Rewrite the part of the rows that opens with the line containing "footer-note-line2: Допускаются отклонения" and closes with the line containing "badge-line2: ЦЕНА — [146, 70, 255, 125]", swapping "extension-lines" for "witness-lines" and leaving everything else unchanged. Give only those lines.

— start of Data lines —

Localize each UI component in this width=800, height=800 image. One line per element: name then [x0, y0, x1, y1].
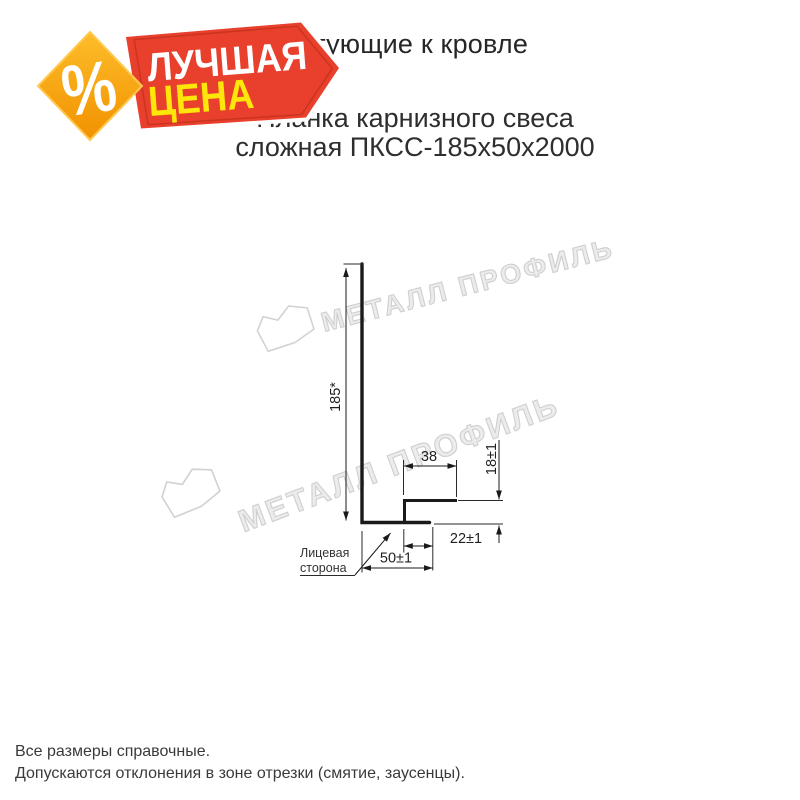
footer-note-line2: Допускаются отклонения в зоне отрезки (с… — [15, 763, 465, 785]
dim-bottom-width-label: 50±1 — [380, 551, 412, 567]
dim-hook-width-label: 38 — [421, 449, 437, 465]
dim-hem-label: 22±1 — [450, 531, 482, 547]
dimension-lines — [346, 268, 499, 575]
dim-hook-height-label: 18±1 — [484, 443, 500, 475]
badge-percent-sign: % — [57, 46, 122, 133]
face-side-label-line1: Лицевая — [300, 546, 349, 560]
extension-lines — [300, 264, 503, 576]
profile-outline — [362, 264, 457, 524]
badge-line2: ЦЕНА — [146, 70, 255, 125]
dim-height-label: 185* — [328, 382, 344, 412]
face-side-label-line2: сторона — [300, 561, 347, 575]
footer-note-line1: Все размеры справочные. — [15, 741, 465, 763]
best-price-badge: % ЛУЧШАЯ ЦЕНА — [0, 0, 360, 160]
footer-notes: Все размеры справочные. Допускаются откл… — [15, 741, 465, 785]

— end of Data lines —

■ Output of the exercise ■
footer-note-line2: Допускаются отклонения в зоне отрезки (с… — [15, 763, 465, 785]
dim-bottom-width-label: 50±1 — [380, 551, 412, 567]
dim-hook-width-label: 38 — [421, 449, 437, 465]
dim-hem-label: 22±1 — [450, 531, 482, 547]
dimension-lines — [346, 268, 499, 575]
dim-hook-height-label: 18±1 — [484, 443, 500, 475]
badge-percent-sign: % — [57, 46, 122, 133]
face-side-label-line1: Лицевая — [300, 546, 349, 560]
witness-lines — [300, 264, 503, 576]
profile-outline — [362, 264, 457, 524]
badge-line2: ЦЕНА — [146, 70, 255, 125]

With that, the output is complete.